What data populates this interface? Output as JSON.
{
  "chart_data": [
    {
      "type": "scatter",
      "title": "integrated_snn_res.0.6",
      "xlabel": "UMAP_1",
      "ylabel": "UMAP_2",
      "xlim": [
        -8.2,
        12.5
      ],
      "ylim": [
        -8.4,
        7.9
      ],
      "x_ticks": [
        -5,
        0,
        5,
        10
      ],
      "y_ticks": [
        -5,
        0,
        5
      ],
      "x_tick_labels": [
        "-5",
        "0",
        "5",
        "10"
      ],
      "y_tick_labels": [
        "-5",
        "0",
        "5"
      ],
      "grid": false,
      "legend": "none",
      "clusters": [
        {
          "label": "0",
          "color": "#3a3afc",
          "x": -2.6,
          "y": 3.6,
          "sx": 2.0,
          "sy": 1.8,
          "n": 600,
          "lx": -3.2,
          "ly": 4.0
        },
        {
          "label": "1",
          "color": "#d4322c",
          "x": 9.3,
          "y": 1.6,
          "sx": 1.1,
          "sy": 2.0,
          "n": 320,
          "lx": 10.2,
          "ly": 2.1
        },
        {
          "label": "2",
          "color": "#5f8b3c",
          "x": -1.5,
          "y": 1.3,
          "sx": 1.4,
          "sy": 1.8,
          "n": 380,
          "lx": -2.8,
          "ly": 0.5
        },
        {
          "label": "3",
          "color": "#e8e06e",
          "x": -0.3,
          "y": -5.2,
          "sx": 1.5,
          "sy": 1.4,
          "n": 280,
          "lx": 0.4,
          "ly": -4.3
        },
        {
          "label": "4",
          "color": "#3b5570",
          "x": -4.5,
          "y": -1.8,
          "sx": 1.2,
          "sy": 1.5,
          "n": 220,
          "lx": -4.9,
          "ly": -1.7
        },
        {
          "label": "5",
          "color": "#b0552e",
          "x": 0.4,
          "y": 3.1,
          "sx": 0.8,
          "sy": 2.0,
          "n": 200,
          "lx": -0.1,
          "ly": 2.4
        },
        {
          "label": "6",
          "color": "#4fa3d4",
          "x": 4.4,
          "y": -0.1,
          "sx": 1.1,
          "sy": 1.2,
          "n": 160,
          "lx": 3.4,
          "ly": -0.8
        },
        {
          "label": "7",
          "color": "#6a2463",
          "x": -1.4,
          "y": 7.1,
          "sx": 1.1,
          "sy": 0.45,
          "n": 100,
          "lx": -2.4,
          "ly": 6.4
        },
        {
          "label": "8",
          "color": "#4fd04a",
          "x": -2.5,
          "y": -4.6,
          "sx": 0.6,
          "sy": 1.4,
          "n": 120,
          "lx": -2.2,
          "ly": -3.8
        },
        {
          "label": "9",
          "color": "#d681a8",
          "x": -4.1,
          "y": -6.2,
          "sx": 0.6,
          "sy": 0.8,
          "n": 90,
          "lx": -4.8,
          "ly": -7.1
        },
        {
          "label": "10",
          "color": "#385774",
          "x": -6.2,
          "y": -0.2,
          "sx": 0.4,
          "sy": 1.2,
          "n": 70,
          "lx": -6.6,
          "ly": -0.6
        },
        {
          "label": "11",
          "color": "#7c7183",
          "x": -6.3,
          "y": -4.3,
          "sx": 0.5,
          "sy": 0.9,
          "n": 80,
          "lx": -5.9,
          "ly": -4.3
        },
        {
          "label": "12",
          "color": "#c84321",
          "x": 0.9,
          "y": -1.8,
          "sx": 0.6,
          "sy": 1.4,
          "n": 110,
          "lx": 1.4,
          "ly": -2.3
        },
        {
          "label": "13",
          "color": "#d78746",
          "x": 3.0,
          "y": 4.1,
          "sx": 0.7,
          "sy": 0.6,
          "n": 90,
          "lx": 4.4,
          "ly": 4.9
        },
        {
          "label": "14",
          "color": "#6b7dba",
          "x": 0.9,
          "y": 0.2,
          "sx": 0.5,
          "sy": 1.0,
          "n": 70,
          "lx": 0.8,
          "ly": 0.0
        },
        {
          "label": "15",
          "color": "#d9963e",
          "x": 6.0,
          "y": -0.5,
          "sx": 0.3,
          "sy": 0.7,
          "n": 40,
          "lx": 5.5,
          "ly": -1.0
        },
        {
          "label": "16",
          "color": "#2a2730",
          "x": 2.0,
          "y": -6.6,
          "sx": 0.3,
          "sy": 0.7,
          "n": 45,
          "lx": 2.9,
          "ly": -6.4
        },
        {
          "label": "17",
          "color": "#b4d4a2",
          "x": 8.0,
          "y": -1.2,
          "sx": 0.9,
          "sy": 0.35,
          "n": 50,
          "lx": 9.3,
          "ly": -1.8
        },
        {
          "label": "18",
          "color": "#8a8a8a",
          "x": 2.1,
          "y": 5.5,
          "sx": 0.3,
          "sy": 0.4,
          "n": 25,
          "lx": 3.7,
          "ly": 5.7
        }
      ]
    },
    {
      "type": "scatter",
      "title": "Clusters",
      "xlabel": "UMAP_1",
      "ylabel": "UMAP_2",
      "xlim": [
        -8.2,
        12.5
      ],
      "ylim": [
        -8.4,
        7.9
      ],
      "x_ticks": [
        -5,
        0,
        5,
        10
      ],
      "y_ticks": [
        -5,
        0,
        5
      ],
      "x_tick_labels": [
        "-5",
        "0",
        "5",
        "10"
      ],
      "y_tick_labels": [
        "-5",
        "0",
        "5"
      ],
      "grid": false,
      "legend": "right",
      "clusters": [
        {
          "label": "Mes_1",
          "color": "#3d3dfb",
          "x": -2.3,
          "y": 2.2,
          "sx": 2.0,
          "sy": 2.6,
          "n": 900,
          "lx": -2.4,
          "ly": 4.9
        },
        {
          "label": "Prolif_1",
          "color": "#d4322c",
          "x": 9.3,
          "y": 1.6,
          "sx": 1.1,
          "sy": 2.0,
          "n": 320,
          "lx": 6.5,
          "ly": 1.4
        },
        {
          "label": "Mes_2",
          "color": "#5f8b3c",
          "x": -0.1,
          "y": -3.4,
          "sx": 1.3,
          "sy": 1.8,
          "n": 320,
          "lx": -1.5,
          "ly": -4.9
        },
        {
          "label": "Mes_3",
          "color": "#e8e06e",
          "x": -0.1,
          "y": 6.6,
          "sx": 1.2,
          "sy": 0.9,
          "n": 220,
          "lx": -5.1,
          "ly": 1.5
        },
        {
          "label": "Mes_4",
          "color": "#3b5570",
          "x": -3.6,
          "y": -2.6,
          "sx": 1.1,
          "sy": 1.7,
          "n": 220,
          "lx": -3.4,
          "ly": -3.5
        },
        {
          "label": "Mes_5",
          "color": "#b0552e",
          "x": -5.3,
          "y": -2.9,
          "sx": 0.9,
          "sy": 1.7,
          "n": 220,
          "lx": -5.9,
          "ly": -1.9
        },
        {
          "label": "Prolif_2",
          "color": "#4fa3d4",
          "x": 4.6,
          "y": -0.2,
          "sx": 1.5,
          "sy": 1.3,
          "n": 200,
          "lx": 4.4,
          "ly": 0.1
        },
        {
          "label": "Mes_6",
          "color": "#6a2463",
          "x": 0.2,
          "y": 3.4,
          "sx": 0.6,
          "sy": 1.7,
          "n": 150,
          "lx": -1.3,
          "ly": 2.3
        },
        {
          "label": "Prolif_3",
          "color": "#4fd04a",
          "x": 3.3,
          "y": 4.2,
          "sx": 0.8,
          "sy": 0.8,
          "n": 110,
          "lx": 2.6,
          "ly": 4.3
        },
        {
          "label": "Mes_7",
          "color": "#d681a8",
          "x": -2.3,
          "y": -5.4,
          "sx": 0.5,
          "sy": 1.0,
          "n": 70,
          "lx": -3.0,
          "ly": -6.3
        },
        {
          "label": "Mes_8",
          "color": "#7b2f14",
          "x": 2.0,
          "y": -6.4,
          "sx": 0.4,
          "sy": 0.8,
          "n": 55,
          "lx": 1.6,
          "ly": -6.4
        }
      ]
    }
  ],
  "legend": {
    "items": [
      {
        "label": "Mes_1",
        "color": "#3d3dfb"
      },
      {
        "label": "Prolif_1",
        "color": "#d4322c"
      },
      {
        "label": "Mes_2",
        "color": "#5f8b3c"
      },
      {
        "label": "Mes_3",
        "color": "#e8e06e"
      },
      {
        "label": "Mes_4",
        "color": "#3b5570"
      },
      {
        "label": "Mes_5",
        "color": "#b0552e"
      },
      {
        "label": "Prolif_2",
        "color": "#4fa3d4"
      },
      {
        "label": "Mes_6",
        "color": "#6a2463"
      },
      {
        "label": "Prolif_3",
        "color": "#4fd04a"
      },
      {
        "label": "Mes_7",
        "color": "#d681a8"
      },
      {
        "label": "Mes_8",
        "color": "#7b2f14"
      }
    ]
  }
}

○ ○ ○ ○ ○ ○ ○

### AIM OF THE TASK
Give a single number: the count of lines above that include the word "title".

### FINAL RESULT
2